Task:
How many lines below contain the word "flickvän"? Reply solely with the number.

Data shown:
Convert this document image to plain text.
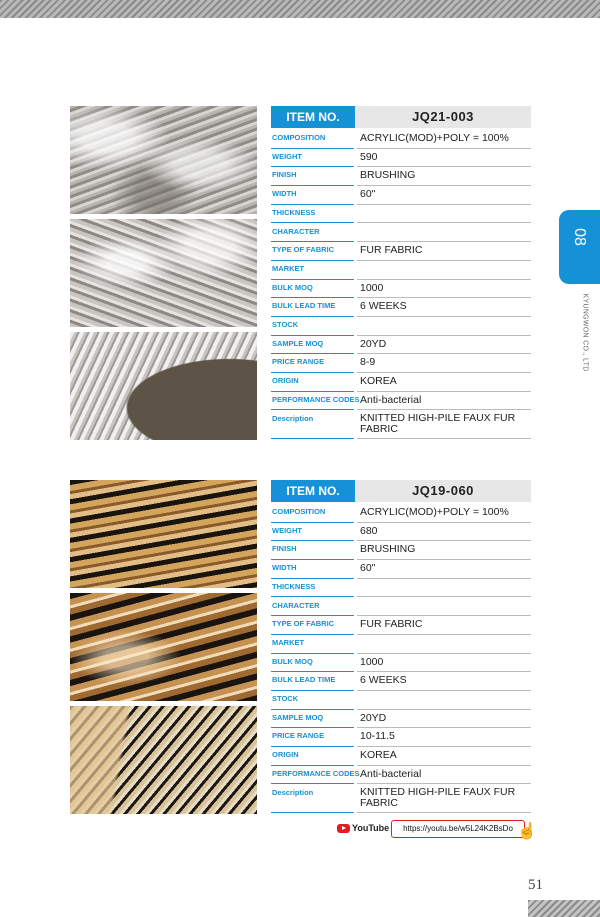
08
KYUNGWON CO., LTD
ITEM NO.	JQ21-003
COMPOSITION	ACRYLIC(MOD)+POLY = 100%
WEIGHT	590
FINISH	BRUSHING
WIDTH	60''
THICKNESS
CHARACTER
TYPE OF FABRIC	FUR FABRIC
MARKET
BULK MOQ	1000
BULK LEAD TIME	6 WEEKS
STOCK
SAMPLE MOQ	20YD
PRICE RANGE	8-9
ORIGIN	KOREA
PERFORMANCE CODES Anti-bacterial
Description	KNITTED HIGH-PILE FAUX FUR FABRIC
ITEM NO.	JQ19-060
COMPOSITION	ACRYLIC(MOD)+POLY = 100%
WEIGHT	680
FINISH	BRUSHING
WIDTH	60''
THICKNESS
CHARACTER
TYPE OF FABRIC	FUR FABRIC
MARKET
BULK MOQ	1000
BULK LEAD TIME	6 WEEKS
STOCK
SAMPLE MOQ	20YD
PRICE RANGE	10-11.5
ORIGIN	KOREA
PERFORMANCE CODES Anti-bacterial
Description	KNITTED HIGH-PILE FAUX FUR FABRIC
YouTube	https://youtu.be/w5L24K2BsDo ☝
51
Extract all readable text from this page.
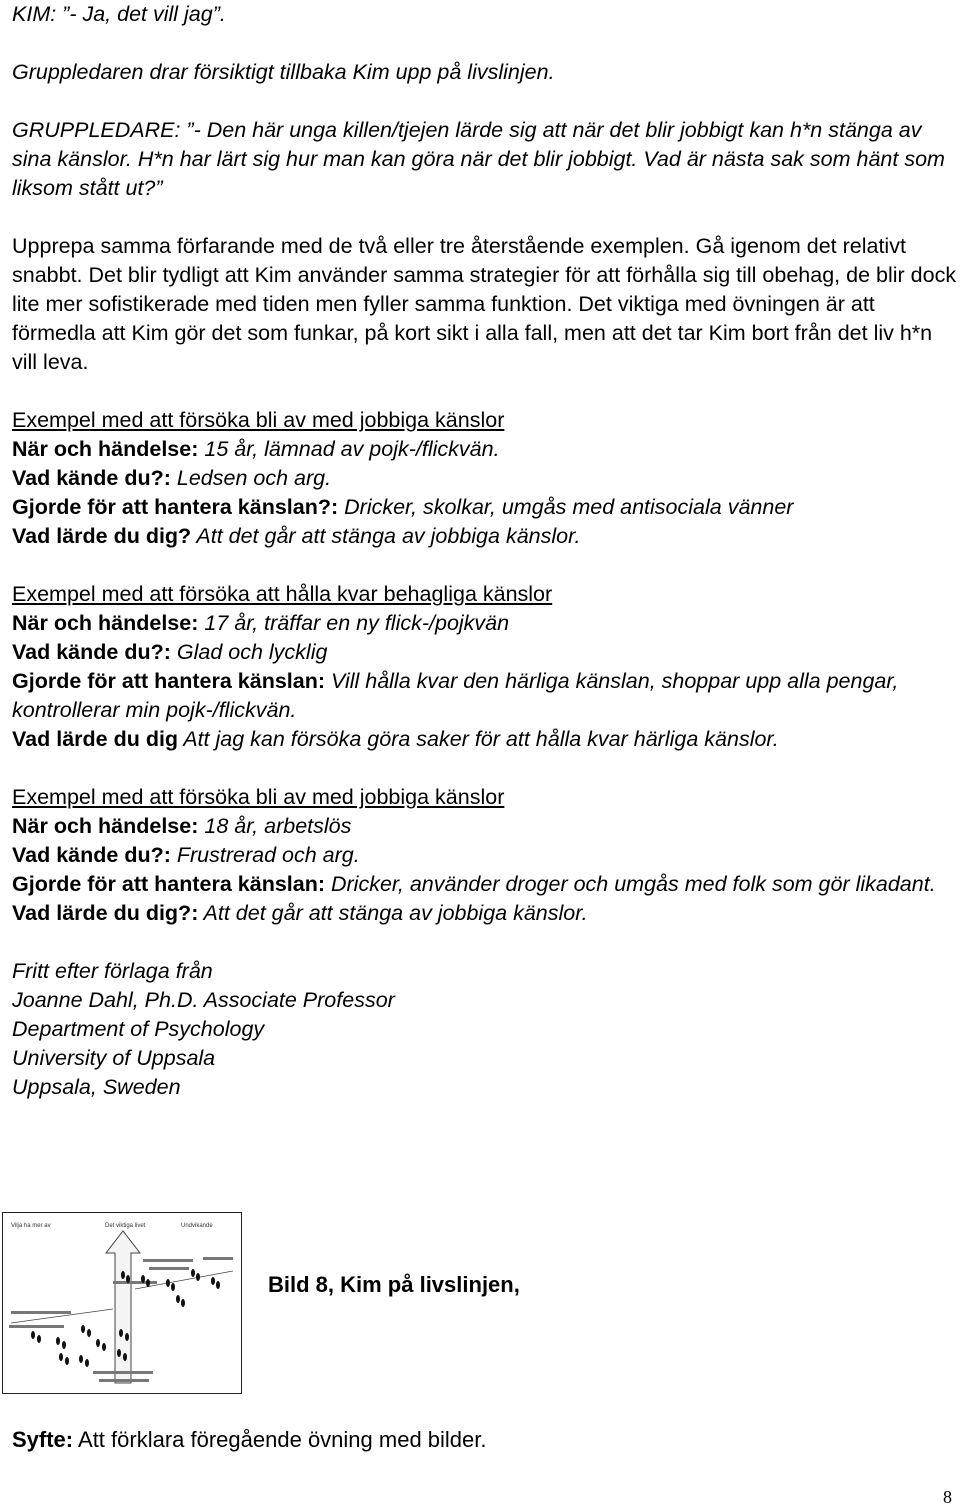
KIM: ”- Ja, det vill jag”.

Gruppledaren drar försiktigt tillbaka Kim upp på livslinjen.

GRUPPLEDARE: ”- Den här unga killen/tjejen lärde sig att när det blir jobbigt kan h*n stänga av sina känslor. H*n har lärt sig hur man kan göra när det blir jobbigt. Vad är nästa sak som hänt som liksom stått ut?”

Upprepa samma förfarande med de två eller tre återstående exemplen. Gå igenom det relativt snabbt. Det blir tydligt att Kim använder samma strategier för att förhålla sig till obehag, de blir dock lite mer sofistikerade med tiden men fyller samma funktion. Det viktiga med övningen är att förmedla att Kim gör det som funkar, på kort sikt i alla fall, men att det tar Kim bort från det liv h*n vill leva.

Exempel med att försöka bli av med jobbiga känslor

När och händelse: 15 år, lämnad av pojk-/flickvän.

Vad kände du?: Ledsen och arg.

Gjorde för att hantera känslan?: Dricker, skolkar, umgås med antisociala vänner

Vad lärde du dig? Att det går att stänga av jobbiga känslor.

Exempel med att försöka att hålla kvar behagliga känslor

När och händelse: 17 år, träffar en ny flick-/pojkvän

Vad kände du?: Glad och lycklig

Gjorde för att hantera känslan: Vill hålla kvar den härliga känslan, shoppar upp alla pengar, kontrollerar min pojk-/flickvän.

Vad lärde du dig Att jag kan försöka göra saker för att hålla kvar härliga känslor.

Exempel med att försöka bli av med jobbiga känslor

När och händelse: 18 år, arbetslös

Vad kände du?: Frustrerad och arg.

Gjorde för att hantera känslan: Dricker, använder droger och umgås med folk som gör likadant.

Vad lärde du dig?: Att det går att stänga av jobbiga känslor.

Fritt efter förlaga från

Joanne Dahl, Ph.D. Associate Professor

Department of Psychology

University of Uppsala

Uppsala, Sweden

Vilja ha mer av	Det viktiga livet	Undvikande
Bild 8, Kim på livslinjen,
Syfte: Att förklara föregående övning med bilder.
8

Written solution:
2